## Problem
Identify each line below containing the string "должно" and copy it.
────────────────────────────────────────
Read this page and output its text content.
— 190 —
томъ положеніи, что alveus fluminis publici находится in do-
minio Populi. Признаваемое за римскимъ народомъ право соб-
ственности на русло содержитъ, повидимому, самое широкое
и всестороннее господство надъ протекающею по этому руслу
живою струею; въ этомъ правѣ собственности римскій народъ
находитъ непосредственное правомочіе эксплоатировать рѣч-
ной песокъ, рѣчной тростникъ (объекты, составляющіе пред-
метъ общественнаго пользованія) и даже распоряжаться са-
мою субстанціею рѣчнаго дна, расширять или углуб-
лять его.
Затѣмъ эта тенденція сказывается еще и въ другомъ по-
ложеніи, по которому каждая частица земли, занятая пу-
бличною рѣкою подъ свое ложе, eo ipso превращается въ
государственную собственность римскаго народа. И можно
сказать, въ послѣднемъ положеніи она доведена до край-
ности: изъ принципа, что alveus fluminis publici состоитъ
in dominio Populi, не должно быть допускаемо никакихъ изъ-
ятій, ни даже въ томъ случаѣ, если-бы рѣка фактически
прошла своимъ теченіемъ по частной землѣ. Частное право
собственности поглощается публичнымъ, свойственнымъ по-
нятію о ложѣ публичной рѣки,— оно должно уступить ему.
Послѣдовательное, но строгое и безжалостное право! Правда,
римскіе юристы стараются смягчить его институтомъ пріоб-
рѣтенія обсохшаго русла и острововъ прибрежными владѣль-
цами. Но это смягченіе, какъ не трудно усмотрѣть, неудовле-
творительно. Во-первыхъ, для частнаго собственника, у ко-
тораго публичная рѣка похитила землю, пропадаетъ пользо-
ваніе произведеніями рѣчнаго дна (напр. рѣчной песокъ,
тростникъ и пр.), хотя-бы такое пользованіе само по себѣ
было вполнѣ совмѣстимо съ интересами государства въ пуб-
────────────────────────────────────────
## Expected answer
in dominio Populi, не должно быть допускаемо никакихъ изъ-
нятію о ложѣ публичной рѣки,— оно должно уступить ему.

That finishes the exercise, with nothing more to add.